_TASK STATEMENT_.
Select and reproduce each line of the listing below that bears the string "Coffee".

[Collected data]
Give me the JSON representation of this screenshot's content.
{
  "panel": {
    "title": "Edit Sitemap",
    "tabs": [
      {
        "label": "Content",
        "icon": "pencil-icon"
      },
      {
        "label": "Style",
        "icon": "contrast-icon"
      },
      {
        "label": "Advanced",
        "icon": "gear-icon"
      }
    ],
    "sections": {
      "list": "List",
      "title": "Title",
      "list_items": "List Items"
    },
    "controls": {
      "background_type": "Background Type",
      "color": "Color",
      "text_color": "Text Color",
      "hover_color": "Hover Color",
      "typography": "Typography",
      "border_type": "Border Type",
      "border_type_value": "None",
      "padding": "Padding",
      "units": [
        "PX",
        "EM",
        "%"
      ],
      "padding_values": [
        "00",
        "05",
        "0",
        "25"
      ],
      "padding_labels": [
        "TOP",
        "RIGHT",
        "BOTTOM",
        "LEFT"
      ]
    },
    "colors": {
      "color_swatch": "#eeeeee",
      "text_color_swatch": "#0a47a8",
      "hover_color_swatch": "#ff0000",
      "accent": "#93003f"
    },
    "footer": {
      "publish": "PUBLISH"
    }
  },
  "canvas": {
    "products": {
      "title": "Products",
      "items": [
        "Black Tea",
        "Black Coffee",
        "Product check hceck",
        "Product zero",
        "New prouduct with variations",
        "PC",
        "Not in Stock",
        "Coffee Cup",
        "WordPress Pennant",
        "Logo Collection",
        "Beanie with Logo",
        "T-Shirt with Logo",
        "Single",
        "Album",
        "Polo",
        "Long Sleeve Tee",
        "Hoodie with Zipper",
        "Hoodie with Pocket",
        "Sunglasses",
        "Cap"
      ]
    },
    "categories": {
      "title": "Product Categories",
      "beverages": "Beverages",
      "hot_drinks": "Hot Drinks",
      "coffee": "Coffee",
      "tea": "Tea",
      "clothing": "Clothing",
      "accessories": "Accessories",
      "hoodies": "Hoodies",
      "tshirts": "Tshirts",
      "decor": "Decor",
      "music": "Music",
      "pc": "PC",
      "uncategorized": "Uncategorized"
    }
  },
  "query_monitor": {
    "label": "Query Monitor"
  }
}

_EXPECTED ANSWER_.
        "Black Coffee",
        "Coffee Cup",
      "coffee": "Coffee",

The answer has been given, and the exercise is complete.